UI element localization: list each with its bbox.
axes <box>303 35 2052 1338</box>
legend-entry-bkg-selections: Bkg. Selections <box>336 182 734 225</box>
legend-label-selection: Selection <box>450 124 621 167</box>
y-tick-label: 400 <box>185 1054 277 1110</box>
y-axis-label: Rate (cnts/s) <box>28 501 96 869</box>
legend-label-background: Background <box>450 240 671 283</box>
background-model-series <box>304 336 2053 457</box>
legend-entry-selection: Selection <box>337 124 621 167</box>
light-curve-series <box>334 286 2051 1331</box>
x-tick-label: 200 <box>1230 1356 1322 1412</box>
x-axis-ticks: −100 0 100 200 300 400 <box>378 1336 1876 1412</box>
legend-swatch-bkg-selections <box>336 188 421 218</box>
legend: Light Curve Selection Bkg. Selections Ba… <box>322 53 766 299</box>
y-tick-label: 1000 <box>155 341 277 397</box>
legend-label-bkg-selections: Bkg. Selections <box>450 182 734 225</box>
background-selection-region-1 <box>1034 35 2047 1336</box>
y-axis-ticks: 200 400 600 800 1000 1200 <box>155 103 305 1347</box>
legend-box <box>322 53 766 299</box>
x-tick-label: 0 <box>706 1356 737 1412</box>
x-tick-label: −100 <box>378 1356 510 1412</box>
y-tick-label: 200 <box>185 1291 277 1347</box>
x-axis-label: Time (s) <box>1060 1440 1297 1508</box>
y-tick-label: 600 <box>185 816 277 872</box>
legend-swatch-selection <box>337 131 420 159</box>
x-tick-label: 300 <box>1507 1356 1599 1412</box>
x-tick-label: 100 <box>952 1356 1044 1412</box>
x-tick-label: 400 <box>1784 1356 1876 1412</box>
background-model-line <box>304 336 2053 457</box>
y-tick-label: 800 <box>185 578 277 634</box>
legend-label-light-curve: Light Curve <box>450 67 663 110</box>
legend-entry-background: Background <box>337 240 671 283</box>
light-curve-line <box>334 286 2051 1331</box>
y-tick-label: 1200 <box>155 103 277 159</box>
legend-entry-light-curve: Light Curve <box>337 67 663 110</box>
——
WHAT YOU NEED TO DO
Can you transcribe every line of the records above, keeping each character unchanged?

SOLVED EXERCISE
UI element localization: list each with its bbox.
axes <box>303 35 2052 1338</box>
legend-entry-bkg-selections: Bkg. Selections <box>336 182 734 225</box>
legend-label-selection: Selection <box>450 124 621 167</box>
y-tick-label: 400 <box>185 1054 277 1110</box>
y-axis-label: Rate (cnts/s) <box>28 501 96 869</box>
legend-label-background: Background <box>450 240 671 283</box>
background-model-series <box>304 336 2053 457</box>
legend-entry-selection: Selection <box>337 124 621 167</box>
light-curve-series <box>334 286 2051 1331</box>
x-tick-label: 200 <box>1230 1356 1322 1412</box>
x-axis-ticks: −100 0 100 200 300 400 <box>378 1336 1876 1412</box>
legend-swatch-bkg-selections <box>336 188 421 218</box>
legend: Light Curve Selection Bkg. Selections Ba… <box>322 53 766 299</box>
y-tick-label: 1000 <box>155 341 277 397</box>
legend-label-bkg-selections: Bkg. Selections <box>450 182 734 225</box>
background-selection-region-1 <box>1034 35 2047 1336</box>
y-axis-ticks: 200 400 600 800 1000 1200 <box>155 103 305 1347</box>
legend-box <box>322 53 766 299</box>
x-tick-label: 0 <box>706 1356 737 1412</box>
x-tick-label: −100 <box>378 1356 510 1412</box>
y-tick-label: 200 <box>185 1291 277 1347</box>
x-axis-label: Time (s) <box>1060 1440 1297 1508</box>
y-tick-label: 600 <box>185 816 277 872</box>
legend-swatch-selection <box>337 131 420 159</box>
x-tick-label: 300 <box>1507 1356 1599 1412</box>
x-tick-label: 100 <box>952 1356 1044 1412</box>
x-tick-label: 400 <box>1784 1356 1876 1412</box>
background-model-line <box>304 336 2053 457</box>
y-tick-label: 800 <box>185 578 277 634</box>
legend-label-light-curve: Light Curve <box>450 67 663 110</box>
legend-entry-background: Background <box>337 240 671 283</box>
light-curve-line <box>334 286 2051 1331</box>
y-tick-label: 1200 <box>155 103 277 159</box>
legend-entry-light-curve: Light Curve <box>337 67 663 110</box>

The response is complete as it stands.